··· Data provided

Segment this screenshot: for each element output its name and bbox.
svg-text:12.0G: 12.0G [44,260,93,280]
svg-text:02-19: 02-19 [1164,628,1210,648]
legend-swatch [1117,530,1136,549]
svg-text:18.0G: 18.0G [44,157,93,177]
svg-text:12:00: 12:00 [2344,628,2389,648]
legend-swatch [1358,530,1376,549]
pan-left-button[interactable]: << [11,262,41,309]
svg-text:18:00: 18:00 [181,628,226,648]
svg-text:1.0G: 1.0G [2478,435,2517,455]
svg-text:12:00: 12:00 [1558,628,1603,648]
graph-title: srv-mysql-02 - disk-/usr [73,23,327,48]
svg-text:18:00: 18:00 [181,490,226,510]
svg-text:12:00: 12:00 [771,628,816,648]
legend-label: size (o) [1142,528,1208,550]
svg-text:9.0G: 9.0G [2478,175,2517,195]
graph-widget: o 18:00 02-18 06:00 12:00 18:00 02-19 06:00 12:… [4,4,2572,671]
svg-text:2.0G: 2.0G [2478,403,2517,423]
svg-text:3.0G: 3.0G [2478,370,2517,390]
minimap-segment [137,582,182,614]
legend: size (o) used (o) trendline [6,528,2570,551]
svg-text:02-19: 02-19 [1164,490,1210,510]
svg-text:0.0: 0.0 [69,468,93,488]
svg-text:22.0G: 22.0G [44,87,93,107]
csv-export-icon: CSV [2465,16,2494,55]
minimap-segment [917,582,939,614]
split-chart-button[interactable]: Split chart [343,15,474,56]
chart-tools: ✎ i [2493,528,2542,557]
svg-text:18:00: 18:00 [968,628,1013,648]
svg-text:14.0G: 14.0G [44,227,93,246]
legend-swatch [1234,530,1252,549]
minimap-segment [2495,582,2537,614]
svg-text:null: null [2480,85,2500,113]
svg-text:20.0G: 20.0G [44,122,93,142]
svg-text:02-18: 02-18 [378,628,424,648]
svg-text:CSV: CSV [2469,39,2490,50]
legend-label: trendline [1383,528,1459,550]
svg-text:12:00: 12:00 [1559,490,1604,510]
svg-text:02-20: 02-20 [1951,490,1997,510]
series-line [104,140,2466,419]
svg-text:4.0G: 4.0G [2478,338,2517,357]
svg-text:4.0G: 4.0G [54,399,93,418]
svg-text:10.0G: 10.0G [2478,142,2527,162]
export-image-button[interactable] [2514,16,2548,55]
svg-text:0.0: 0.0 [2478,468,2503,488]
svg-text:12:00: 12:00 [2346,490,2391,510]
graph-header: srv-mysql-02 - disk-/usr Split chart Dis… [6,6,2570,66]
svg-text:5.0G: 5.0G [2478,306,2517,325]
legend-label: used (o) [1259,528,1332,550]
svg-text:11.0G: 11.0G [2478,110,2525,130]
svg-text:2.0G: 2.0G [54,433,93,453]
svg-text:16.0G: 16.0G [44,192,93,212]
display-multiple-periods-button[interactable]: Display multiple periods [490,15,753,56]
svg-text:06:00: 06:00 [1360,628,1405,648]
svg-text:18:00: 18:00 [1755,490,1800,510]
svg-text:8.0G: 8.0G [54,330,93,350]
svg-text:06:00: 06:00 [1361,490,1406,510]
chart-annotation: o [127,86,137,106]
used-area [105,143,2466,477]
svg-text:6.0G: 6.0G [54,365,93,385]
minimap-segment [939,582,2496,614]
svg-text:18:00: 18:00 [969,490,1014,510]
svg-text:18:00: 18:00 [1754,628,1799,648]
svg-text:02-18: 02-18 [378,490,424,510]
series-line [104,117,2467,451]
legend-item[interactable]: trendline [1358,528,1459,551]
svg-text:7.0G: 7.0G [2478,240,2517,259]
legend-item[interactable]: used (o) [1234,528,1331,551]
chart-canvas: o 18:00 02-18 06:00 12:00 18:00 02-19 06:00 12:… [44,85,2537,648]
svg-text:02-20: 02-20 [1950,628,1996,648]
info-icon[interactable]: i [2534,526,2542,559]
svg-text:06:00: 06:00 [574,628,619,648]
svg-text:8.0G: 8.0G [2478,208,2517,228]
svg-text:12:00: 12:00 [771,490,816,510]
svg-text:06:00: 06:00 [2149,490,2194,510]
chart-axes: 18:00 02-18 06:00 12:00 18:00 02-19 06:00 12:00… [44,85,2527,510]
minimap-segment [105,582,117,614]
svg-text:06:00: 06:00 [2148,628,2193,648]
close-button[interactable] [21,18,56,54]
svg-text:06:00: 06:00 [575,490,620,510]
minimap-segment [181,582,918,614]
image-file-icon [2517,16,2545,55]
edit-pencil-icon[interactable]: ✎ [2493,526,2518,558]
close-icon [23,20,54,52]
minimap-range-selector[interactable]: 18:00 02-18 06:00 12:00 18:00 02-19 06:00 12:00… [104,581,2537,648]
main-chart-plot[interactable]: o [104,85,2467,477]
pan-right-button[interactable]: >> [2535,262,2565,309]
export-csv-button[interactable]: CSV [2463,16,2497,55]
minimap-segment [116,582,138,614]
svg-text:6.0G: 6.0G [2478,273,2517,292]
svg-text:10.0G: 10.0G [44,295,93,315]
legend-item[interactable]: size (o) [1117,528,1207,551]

······

__To be done__
Retype every line of the data above without any changes.

__Result of the exercise__
Segment this screenshot: for each element output its name and bbox.
svg-text:12.0G: 12.0G [44,260,93,280]
svg-text:02-19: 02-19 [1164,628,1210,648]
legend-swatch [1117,530,1136,549]
svg-text:18.0G: 18.0G [44,157,93,177]
svg-text:12:00: 12:00 [2344,628,2389,648]
legend-swatch [1358,530,1376,549]
pan-left-button[interactable]: << [11,262,41,309]
svg-text:18:00: 18:00 [181,628,226,648]
svg-text:1.0G: 1.0G [2478,435,2517,455]
svg-text:12:00: 12:00 [1558,628,1603,648]
graph-title: srv-mysql-02 - disk-/usr [73,23,327,48]
svg-text:18:00: 18:00 [181,490,226,510]
svg-text:12:00: 12:00 [771,628,816,648]
legend-label: size (o) [1142,528,1208,550]
svg-text:9.0G: 9.0G [2478,175,2517,195]
graph-widget: o 18:00 02-18 06:00 12:00 18:00 02-19 06:00 12:… [4,4,2572,671]
svg-text:2.0G: 2.0G [2478,403,2517,423]
svg-text:3.0G: 3.0G [2478,370,2517,390]
minimap-segment [137,582,182,614]
legend: size (o) used (o) trendline [6,528,2570,551]
svg-text:02-19: 02-19 [1164,490,1210,510]
svg-text:0.0: 0.0 [69,468,93,488]
svg-text:22.0G: 22.0G [44,87,93,107]
csv-export-icon: CSV [2465,16,2494,55]
minimap-segment [917,582,939,614]
split-chart-button[interactable]: Split chart [343,15,474,56]
chart-tools: ✎ i [2493,528,2542,557]
svg-text:18:00: 18:00 [968,628,1013,648]
svg-text:14.0G: 14.0G [44,227,93,246]
legend-swatch [1234,530,1252,549]
minimap-segment [2495,582,2537,614]
svg-text:null: null [2480,85,2500,113]
svg-text:20.0G: 20.0G [44,122,93,142]
svg-text:02-18: 02-18 [378,628,424,648]
svg-text:CSV: CSV [2469,39,2490,50]
legend-label: trendline [1383,528,1459,550]
svg-text:12:00: 12:00 [1559,490,1604,510]
svg-text:02-20: 02-20 [1951,490,1997,510]
series-line [104,140,2466,419]
svg-text:4.0G: 4.0G [2478,338,2517,357]
svg-text:4.0G: 4.0G [54,399,93,418]
svg-text:10.0G: 10.0G [2478,142,2527,162]
export-image-button[interactable] [2514,16,2548,55]
svg-text:0.0: 0.0 [2478,468,2503,488]
svg-text:12:00: 12:00 [2346,490,2391,510]
graph-header: srv-mysql-02 - disk-/usr Split chart Dis… [6,6,2570,66]
svg-text:5.0G: 5.0G [2478,306,2517,325]
legend-label: used (o) [1259,528,1332,550]
svg-text:11.0G: 11.0G [2478,110,2525,130]
svg-text:2.0G: 2.0G [54,433,93,453]
svg-text:16.0G: 16.0G [44,192,93,212]
display-multiple-periods-button[interactable]: Display multiple periods [490,15,753,56]
svg-text:06:00: 06:00 [1360,628,1405,648]
svg-text:18:00: 18:00 [1755,490,1800,510]
svg-text:8.0G: 8.0G [54,330,93,350]
svg-text:06:00: 06:00 [1361,490,1406,510]
chart-annotation: o [127,86,137,106]
used-area [105,143,2466,477]
svg-text:6.0G: 6.0G [54,365,93,385]
minimap-segment [939,582,2496,614]
svg-text:18:00: 18:00 [969,490,1014,510]
svg-text:18:00: 18:00 [1754,628,1799,648]
svg-text:02-18: 02-18 [378,490,424,510]
series-line [104,117,2467,451]
legend-item[interactable]: trendline [1358,528,1459,551]
svg-text:7.0G: 7.0G [2478,240,2517,259]
legend-item[interactable]: used (o) [1234,528,1331,551]
chart-canvas: o 18:00 02-18 06:00 12:00 18:00 02-19 06:00 12:… [44,85,2537,648]
svg-text:02-20: 02-20 [1950,628,1996,648]
info-icon[interactable]: i [2534,526,2542,559]
svg-text:06:00: 06:00 [574,628,619,648]
svg-text:8.0G: 8.0G [2478,208,2517,228]
svg-text:12:00: 12:00 [771,490,816,510]
svg-text:06:00: 06:00 [2149,490,2194,510]
chart-axes: 18:00 02-18 06:00 12:00 18:00 02-19 06:00 12:00… [44,85,2527,510]
minimap-segment [105,582,117,614]
svg-text:06:00: 06:00 [2148,628,2193,648]
close-button[interactable] [21,18,56,54]
svg-text:06:00: 06:00 [575,490,620,510]
minimap-segment [181,582,918,614]
image-file-icon [2517,16,2545,55]
edit-pencil-icon[interactable]: ✎ [2493,526,2518,558]
close-icon [23,20,54,52]
minimap-range-selector[interactable]: 18:00 02-18 06:00 12:00 18:00 02-19 06:00 12:00… [104,581,2537,648]
main-chart-plot[interactable]: o [104,85,2467,477]
pan-right-button[interactable]: >> [2535,262,2565,309]
export-csv-button[interactable]: CSV [2463,16,2497,55]
minimap-segment [116,582,138,614]
svg-text:6.0G: 6.0G [2478,273,2517,292]
svg-text:10.0G: 10.0G [44,295,93,315]
legend-item[interactable]: size (o) [1117,528,1207,551]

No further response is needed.